* Begin Dataset rows *

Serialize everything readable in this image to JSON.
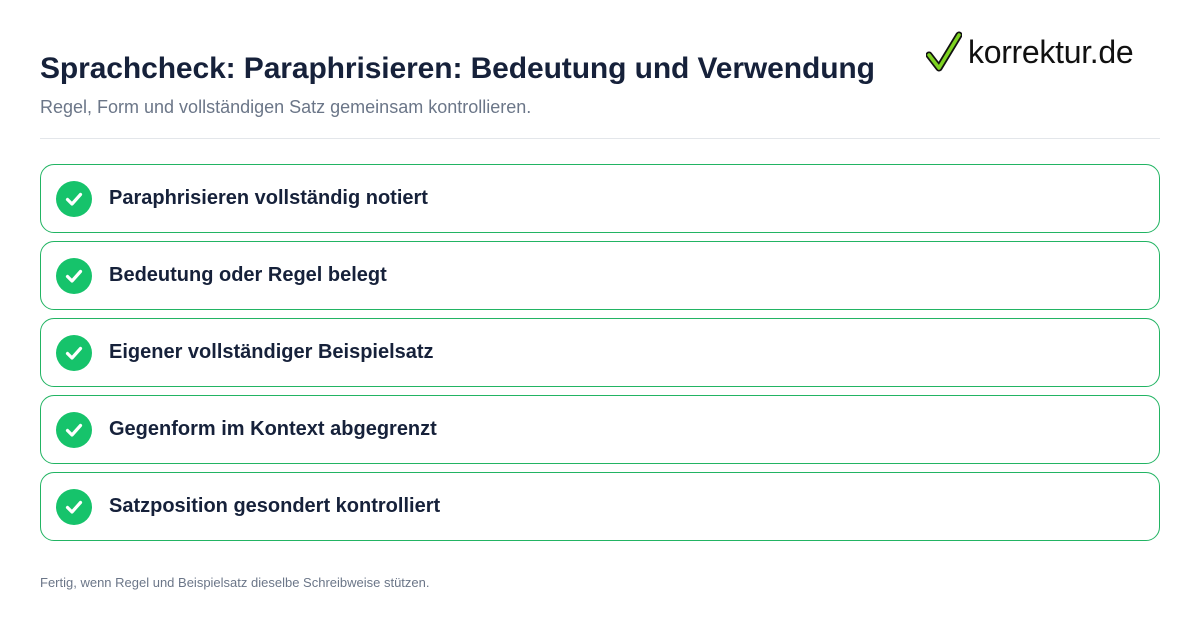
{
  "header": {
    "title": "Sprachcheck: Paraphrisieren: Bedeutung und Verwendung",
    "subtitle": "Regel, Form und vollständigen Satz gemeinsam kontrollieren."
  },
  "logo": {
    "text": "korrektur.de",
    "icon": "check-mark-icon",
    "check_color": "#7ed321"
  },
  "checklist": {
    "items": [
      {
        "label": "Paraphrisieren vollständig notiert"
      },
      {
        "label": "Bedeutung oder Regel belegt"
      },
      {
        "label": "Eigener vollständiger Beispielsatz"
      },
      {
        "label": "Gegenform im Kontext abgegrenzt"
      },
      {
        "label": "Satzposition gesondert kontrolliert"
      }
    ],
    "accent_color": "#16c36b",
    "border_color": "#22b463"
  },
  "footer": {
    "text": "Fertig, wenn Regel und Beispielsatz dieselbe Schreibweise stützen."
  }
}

* End Dataset rows *
* Begin Dataset rows *

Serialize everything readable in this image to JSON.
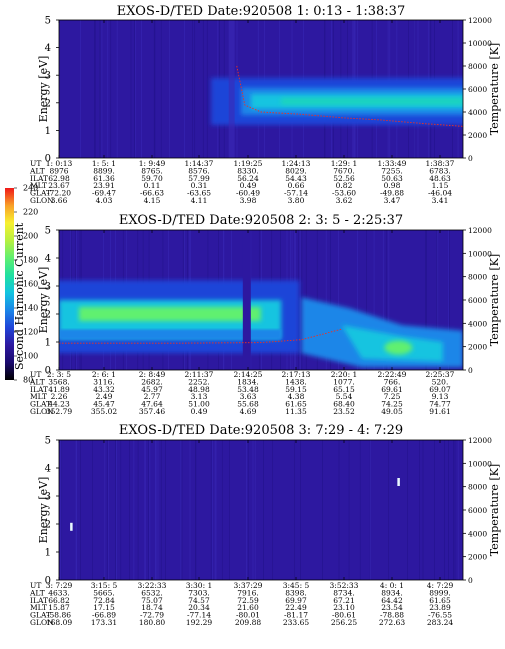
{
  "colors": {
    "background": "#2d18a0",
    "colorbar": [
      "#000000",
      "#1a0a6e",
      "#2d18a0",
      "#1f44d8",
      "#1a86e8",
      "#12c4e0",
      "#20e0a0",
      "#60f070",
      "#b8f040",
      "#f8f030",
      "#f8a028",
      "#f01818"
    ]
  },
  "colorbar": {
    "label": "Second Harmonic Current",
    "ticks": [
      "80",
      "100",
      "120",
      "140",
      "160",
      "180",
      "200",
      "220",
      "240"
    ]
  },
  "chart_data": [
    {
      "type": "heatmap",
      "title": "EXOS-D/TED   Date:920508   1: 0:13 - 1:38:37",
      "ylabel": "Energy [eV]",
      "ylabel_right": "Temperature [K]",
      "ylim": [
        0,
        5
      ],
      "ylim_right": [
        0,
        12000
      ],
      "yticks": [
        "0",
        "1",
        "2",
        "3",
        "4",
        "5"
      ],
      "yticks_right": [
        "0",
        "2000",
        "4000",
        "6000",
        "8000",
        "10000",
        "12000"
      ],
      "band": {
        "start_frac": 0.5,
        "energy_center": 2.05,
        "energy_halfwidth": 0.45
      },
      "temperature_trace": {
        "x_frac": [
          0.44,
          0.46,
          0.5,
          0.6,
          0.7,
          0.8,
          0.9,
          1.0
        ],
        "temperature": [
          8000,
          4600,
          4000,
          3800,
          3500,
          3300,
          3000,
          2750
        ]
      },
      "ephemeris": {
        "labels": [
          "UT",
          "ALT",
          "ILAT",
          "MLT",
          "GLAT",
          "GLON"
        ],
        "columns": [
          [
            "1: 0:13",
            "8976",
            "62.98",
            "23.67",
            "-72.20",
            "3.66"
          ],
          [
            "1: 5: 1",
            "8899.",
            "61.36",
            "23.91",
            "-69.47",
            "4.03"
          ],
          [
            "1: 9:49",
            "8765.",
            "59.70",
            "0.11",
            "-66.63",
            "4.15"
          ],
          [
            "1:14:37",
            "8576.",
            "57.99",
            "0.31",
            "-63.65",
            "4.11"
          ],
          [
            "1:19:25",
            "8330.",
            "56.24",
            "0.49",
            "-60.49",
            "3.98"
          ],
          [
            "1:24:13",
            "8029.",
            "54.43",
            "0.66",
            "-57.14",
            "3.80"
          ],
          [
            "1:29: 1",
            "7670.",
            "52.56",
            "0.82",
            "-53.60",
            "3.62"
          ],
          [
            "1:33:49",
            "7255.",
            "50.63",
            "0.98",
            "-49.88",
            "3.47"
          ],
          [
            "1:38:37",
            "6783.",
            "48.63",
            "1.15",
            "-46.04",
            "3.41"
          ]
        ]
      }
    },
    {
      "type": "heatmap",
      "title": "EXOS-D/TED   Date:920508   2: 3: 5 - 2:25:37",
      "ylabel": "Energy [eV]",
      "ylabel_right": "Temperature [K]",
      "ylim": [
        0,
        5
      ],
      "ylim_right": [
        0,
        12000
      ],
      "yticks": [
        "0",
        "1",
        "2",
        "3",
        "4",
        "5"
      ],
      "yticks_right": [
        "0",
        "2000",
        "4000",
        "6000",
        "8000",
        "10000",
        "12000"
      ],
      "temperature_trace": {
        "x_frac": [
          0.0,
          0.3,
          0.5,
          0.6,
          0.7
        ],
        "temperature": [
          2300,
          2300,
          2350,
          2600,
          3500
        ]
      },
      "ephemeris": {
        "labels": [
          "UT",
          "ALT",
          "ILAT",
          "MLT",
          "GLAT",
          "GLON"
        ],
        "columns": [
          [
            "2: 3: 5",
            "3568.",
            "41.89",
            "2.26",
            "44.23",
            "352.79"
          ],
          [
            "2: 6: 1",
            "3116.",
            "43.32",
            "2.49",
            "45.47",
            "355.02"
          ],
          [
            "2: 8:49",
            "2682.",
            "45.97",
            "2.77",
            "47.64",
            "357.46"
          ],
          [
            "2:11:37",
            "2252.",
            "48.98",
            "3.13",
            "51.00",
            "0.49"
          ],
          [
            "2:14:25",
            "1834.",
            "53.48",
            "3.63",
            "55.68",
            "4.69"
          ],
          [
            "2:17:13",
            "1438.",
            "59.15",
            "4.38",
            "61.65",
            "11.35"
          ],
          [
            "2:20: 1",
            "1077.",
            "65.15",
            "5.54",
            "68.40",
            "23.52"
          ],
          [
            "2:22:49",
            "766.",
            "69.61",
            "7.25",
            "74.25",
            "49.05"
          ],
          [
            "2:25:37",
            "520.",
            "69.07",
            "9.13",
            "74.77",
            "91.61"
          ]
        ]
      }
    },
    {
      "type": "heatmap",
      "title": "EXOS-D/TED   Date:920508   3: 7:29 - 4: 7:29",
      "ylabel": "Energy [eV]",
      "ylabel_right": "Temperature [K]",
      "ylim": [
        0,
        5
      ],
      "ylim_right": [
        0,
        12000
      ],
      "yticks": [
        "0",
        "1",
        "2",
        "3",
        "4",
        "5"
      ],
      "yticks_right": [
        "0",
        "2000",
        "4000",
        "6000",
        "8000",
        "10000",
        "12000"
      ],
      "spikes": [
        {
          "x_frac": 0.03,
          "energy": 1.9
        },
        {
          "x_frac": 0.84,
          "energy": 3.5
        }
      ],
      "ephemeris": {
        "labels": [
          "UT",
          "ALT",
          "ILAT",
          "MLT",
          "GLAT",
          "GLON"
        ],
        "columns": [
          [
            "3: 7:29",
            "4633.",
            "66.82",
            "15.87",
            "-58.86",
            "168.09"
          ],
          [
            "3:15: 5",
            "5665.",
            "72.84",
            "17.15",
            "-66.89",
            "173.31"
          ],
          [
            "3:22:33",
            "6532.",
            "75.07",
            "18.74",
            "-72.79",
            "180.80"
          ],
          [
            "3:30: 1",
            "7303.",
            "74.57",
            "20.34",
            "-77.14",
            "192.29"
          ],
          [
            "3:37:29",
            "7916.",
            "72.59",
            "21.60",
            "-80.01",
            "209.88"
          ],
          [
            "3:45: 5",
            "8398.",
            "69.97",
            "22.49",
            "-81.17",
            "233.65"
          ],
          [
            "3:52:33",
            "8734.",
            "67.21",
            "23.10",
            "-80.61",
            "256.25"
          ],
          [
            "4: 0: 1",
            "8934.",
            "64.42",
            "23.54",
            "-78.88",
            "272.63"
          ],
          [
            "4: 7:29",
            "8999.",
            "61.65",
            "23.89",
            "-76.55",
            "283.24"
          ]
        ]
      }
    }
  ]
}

* End Dataset rows *

### Exercise prompt
In the records above, locate every line with the string "Regel" and copy it.

### Exercise output
    "subtitle": "Regel, Form und vollständigen Satz gemeinsam kontrollieren."
        "label": "Bedeutung oder Regel belegt"
    "text": "Fertig, wenn Regel und Beispielsatz dieselbe Schreibweise stützen."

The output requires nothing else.